Schriftliche Aufgabe 1 ▸
Geben Sie aus den weiter unten folgenden Zeilen der Datenelemente wortgetreu alle Zeilen wieder, beginnend mit der ersten Zeile und weiter bis einschließlich der Zeile, die "- contraindications list: 4、器质性肥胖患者" enthält.

Textauszug ▸
________
# Shadow of the Tomb Raider - Croft Edition (PC)



## zwiebelring2000 (19. Juli 2018)

Hallo,

kann man schon irgendwo
Shadow of the Tomb Raider - Croft Edition (PC)
vorbestellen? Und ich meine *nicht *die *Digital *Croft Edition für Steam...


----------



## LOX-TT (19. Juli 2018)

hier vielleicht
https://www.mmoga.net/Steam-Games/S...MIrbDmmK-r3AIVG2QZCh1lxgqjEAQYASABEgKK2vD_BwE

Zumindest dem Cover nach das dort abgebildet ist, müsste das ne DVD-Rom Version sein. Auf Steam aktivieren musst du die dann aber natürlich auch


----------



## Matthias Dammes (19. Juli 2018)

LOX-TT schrieb:


> Zumindest dem Cover nach das dort abgebildet ist, müsste das ne DVD-Rom Version sein.



Das Cover sieht aber sehr selbst gebastelt aus.
Soweit mir bekannt ist, gibt es die Croft Edition für nur Digital.
Auch im Square Enix Store, gibt es da nur eine digitale Fassung.


----------



## Worrel (19. Juli 2018)

Es wird eine "Croft Steelbook" Fassung beworben, wird's  also wohl auch physisch geben.
=> NorthAmerica - Shadow of the Tomb Raider Croft SteelBook Edition - [XB1/PS4] | Steelbook Hunterz


----------



## Matthias Dammes (19. Juli 2018)

Worrel schrieb:


> Es wird eine "Croft Steelbook" Fassung beworben, wird's  also wohl auch physisch geben.
> => NorthAmerica - Shadow of the Tomb Raider Croft SteelBook Edition - [XB1/PS4] | Steelbook Hunterz



Ja, für die Konsolen. Aber nicht für PC.


----------



## Worrel (19. Juli 2018)

MatthiasDammes schrieb:


> Ja, für die Konsolen. Aber nicht für PC.


Ups stimmt.


----------



## zwiebelring2000 (20. Juli 2018)

Schade. Naja, dann muss ich wohl das Release-Datum abwarten. Anschließend gibt es sicher wieder irgend ne neue Box. Letztes mal war es die "20-jähriges-Jubiläum"- Edition von ROTTR, in der alles vorhanden war...


----------



## Matthias Dammes (20. Juli 2018)

zwiebelring2000 schrieb:


> Letztes mal war es die "20-jähriges-Jubiläum"- Edition von ROTTR, in der alles vorhanden war...



Die wurde damals anlässlich des Releases auf der PS4-Version veröffentlicht, weil dieser ja ein Jahr nach den anderen Fassungen erst erfolgt ist.
________
Schriftliche Aufgabe 2 ▸
Schreiben Sie den Forenthread oben ab, beginnend mit "## zwiebelring2000 (20." und weiter bis "Dammes (20. Juli 2018)", und benennen Sie dabei "Release-Datum" in "Erscheinungsdatum" um.

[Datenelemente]
________
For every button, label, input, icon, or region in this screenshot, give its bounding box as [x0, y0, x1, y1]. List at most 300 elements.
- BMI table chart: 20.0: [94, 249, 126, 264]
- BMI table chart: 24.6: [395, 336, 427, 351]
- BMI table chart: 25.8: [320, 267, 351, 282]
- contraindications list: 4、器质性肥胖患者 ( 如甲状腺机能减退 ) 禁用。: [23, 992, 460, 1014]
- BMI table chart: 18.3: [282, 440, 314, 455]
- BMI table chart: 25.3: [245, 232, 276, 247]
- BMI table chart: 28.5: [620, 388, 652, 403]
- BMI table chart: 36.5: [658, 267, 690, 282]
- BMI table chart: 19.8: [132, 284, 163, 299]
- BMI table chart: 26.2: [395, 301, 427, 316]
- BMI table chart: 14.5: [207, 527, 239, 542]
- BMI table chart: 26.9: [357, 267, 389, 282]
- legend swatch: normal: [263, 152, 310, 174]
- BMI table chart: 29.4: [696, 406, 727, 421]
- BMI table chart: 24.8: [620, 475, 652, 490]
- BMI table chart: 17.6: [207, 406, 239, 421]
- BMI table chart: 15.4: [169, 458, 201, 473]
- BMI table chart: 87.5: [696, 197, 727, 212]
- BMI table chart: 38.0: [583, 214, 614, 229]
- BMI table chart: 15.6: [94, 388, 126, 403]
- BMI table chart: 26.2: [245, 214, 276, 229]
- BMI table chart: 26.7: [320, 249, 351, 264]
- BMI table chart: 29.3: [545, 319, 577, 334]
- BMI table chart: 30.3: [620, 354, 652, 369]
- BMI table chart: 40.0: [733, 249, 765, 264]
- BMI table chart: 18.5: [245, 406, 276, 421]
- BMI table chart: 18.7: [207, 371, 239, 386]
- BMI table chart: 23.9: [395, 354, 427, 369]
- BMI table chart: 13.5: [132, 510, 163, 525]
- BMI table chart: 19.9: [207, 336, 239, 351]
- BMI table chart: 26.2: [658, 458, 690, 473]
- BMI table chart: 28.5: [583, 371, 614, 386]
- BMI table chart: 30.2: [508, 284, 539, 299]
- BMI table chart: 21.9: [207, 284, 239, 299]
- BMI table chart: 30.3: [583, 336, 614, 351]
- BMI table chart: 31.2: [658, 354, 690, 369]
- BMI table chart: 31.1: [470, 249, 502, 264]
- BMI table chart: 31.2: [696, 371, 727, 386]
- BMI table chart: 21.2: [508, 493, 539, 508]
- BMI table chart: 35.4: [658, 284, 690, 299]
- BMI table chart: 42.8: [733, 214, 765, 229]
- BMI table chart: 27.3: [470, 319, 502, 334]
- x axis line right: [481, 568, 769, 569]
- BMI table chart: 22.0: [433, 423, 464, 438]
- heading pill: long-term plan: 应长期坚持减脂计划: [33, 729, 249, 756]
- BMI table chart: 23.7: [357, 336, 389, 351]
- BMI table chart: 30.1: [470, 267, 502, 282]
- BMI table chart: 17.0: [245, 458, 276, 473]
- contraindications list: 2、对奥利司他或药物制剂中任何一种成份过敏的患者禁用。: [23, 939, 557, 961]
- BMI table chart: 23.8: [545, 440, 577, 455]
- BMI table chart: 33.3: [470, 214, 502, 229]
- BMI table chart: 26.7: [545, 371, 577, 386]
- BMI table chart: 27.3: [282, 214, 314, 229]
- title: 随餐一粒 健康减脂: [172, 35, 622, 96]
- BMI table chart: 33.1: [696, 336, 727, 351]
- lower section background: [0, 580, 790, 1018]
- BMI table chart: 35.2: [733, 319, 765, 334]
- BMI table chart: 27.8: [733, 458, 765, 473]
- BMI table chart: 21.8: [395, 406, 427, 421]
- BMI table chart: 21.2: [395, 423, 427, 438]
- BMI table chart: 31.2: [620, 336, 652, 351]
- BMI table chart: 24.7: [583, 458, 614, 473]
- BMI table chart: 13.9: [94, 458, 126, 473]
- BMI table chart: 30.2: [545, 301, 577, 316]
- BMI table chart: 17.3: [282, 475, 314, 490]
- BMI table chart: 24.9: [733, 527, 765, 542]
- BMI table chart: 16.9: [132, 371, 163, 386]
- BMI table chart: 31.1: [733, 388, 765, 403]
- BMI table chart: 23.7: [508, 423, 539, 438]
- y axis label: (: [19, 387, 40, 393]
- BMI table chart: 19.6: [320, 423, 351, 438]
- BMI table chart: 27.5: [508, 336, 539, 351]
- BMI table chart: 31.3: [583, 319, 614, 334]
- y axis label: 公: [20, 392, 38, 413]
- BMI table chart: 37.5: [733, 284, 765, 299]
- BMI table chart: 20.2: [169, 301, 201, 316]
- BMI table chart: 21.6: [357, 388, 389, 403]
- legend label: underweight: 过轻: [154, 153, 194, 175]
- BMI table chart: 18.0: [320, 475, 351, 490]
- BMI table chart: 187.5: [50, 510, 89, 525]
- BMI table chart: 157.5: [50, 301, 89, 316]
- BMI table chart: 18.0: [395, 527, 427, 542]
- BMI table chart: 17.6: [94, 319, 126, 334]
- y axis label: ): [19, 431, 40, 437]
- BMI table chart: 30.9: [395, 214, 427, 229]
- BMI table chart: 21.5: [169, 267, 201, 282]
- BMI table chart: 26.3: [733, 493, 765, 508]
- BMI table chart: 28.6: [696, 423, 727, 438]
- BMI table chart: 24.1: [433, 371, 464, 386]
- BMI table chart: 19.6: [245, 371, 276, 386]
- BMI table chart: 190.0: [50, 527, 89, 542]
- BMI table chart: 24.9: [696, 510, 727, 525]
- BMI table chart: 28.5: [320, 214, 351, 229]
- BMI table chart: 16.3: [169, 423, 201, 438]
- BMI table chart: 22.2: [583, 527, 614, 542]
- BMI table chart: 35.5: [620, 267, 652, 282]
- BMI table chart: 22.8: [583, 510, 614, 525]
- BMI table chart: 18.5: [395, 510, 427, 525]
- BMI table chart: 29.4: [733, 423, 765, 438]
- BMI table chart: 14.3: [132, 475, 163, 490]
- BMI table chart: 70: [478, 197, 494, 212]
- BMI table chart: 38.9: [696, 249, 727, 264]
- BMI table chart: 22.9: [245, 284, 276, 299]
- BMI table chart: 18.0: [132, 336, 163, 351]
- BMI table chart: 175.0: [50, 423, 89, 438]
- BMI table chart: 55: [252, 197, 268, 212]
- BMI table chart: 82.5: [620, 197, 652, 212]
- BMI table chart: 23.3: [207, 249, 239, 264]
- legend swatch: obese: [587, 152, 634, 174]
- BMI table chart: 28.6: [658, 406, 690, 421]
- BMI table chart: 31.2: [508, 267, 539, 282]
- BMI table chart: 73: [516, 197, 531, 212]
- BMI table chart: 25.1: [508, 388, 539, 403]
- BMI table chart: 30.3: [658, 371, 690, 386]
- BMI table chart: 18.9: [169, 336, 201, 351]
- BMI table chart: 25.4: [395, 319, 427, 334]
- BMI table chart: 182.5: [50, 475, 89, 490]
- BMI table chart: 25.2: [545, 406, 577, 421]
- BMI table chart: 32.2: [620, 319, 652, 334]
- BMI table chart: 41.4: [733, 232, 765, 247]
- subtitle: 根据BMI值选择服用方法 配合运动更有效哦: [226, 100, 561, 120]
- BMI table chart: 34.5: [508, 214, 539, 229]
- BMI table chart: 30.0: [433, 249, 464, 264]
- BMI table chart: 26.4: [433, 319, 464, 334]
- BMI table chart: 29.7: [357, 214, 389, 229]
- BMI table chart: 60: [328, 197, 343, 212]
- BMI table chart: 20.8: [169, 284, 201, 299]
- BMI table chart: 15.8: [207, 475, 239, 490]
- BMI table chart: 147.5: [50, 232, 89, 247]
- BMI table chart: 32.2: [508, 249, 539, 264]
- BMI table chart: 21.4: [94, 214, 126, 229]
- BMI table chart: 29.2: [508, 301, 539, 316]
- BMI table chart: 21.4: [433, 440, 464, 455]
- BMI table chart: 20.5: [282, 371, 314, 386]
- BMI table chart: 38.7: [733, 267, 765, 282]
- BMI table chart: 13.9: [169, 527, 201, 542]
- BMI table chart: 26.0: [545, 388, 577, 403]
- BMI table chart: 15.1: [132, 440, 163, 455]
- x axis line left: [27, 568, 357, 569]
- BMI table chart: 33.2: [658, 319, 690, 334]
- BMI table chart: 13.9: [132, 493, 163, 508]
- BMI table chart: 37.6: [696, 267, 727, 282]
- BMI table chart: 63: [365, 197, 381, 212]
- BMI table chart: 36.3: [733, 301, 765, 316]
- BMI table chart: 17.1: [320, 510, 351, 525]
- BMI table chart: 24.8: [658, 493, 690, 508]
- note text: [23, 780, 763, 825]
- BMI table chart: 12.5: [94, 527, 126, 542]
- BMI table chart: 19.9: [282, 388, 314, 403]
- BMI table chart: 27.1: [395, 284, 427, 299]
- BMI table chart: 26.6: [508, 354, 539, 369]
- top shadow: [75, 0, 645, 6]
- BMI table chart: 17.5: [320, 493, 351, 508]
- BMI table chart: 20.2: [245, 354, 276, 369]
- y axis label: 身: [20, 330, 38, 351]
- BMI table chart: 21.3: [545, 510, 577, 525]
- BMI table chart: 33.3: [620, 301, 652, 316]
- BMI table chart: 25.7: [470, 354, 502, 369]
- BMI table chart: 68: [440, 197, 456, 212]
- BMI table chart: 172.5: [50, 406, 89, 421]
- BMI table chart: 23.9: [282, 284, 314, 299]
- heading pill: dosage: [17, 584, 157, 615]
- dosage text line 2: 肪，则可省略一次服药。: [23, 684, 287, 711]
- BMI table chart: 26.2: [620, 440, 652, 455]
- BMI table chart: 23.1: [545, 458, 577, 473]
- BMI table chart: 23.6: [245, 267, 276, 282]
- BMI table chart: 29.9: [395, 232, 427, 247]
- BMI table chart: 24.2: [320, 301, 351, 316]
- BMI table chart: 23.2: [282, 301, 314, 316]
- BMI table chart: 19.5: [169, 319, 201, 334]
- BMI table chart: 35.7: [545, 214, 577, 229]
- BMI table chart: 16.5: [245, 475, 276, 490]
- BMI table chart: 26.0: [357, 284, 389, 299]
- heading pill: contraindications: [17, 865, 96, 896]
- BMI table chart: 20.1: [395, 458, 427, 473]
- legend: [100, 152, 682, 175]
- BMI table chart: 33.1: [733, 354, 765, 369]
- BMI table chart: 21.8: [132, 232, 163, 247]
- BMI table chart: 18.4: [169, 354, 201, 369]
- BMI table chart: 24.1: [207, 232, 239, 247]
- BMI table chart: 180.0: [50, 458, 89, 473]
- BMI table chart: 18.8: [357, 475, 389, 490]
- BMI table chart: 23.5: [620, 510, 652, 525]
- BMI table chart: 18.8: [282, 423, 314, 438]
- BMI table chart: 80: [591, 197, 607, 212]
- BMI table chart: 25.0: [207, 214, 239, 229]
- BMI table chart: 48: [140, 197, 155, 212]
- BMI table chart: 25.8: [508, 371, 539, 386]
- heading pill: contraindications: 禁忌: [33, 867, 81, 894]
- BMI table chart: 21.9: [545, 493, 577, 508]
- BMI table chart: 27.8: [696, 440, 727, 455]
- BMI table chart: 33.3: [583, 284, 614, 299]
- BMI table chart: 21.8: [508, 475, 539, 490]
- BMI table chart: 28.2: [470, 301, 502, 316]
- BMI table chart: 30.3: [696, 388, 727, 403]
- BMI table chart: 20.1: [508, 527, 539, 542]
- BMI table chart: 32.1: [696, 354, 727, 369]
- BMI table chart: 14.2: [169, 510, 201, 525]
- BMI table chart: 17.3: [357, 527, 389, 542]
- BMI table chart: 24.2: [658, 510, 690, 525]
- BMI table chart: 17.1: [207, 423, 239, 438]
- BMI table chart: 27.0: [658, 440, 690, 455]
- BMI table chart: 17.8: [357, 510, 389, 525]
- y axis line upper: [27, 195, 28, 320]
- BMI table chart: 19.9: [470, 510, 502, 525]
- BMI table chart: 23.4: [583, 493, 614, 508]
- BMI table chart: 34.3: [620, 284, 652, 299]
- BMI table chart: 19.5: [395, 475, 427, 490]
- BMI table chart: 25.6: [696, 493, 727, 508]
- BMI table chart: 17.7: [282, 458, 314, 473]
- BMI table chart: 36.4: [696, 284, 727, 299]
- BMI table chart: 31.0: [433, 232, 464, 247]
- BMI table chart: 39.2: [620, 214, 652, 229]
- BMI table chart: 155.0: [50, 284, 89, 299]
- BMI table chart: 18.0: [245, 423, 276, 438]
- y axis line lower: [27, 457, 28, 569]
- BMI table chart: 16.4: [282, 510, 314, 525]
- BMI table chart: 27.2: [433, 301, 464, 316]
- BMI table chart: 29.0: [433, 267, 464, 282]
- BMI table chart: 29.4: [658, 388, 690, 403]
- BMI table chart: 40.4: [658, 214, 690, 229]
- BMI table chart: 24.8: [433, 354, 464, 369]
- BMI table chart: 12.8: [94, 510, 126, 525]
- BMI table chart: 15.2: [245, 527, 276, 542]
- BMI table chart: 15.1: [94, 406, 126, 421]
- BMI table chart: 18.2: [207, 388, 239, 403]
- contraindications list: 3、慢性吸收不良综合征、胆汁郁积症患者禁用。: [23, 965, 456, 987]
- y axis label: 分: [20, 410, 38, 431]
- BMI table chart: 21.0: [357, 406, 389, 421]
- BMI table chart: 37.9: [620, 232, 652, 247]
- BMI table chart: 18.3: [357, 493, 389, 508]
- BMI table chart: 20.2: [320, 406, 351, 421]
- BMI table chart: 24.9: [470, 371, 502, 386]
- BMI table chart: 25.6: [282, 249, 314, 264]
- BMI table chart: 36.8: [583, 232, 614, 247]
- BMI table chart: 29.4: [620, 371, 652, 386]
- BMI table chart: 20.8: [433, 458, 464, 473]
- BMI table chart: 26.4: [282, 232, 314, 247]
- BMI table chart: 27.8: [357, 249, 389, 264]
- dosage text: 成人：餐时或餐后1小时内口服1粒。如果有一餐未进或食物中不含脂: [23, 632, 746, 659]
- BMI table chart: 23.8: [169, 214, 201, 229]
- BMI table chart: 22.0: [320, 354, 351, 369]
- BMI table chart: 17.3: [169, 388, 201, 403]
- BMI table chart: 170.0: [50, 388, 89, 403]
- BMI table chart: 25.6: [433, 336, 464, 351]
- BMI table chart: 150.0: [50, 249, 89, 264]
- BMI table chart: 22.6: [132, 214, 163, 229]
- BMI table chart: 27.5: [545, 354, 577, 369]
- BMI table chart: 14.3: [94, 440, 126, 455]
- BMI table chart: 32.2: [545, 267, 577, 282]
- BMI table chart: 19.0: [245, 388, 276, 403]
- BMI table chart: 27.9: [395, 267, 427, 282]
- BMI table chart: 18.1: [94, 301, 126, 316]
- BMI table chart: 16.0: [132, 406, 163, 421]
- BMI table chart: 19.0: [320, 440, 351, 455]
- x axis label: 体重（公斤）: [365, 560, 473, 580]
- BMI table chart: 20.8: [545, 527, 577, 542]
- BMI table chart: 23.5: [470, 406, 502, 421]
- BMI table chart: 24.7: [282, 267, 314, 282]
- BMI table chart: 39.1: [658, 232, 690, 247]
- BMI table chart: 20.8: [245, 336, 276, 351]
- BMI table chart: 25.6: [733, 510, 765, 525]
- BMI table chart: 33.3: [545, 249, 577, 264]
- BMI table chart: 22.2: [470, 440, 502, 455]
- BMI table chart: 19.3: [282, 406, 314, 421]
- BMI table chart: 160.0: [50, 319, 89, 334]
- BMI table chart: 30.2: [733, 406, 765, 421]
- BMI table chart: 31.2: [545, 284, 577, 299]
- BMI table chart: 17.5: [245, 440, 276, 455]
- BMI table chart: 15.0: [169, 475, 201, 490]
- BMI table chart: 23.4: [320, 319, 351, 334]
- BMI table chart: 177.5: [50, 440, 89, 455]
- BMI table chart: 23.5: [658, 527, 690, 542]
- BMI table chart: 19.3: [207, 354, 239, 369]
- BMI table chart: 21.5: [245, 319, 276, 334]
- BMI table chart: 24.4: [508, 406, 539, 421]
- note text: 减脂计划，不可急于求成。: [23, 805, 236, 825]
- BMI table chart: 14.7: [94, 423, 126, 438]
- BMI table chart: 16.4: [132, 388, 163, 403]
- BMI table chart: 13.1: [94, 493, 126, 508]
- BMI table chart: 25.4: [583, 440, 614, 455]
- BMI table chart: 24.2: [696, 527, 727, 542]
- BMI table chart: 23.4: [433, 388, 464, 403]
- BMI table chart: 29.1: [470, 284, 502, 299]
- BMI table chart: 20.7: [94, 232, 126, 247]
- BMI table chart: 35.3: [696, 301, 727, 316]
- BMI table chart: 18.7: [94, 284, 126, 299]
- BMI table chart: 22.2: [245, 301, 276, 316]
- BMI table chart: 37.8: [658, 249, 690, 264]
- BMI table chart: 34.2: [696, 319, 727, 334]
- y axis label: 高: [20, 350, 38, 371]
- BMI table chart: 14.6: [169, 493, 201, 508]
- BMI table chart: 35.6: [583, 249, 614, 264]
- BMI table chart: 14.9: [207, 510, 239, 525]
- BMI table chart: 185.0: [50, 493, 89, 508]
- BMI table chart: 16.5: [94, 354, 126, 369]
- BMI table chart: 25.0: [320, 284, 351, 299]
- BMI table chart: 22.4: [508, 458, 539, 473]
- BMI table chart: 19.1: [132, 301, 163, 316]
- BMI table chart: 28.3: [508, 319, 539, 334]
________
Richtige Antwort 1 ▸
For every button, label, input, icon, or region in this screenshot, give its bounding box as [x0, y0, x1, y1]. List at most 300 elements.
- BMI table chart: 20.0: [94, 249, 126, 264]
- BMI table chart: 24.6: [395, 336, 427, 351]
- BMI table chart: 25.8: [320, 267, 351, 282]
- contraindications list: 4、器质性肥胖患者 ( 如甲状腺机能减退 ) 禁用。: [23, 992, 460, 1014]

Richtige Antwort 2 ▸
## zwiebelring2000 (20. Juli 2018)

Schade. Naja, dann muss ich wohl das Erscheinungsdatum abwarten. Anschließend gibt es sicher wieder irgend ne neue Box. Letztes mal war es die "20-jähriges-Jubiläum"- Edition von ROTTR, in der alles vorhanden war...


----------



## Matthias Dammes (20. Juli 2018)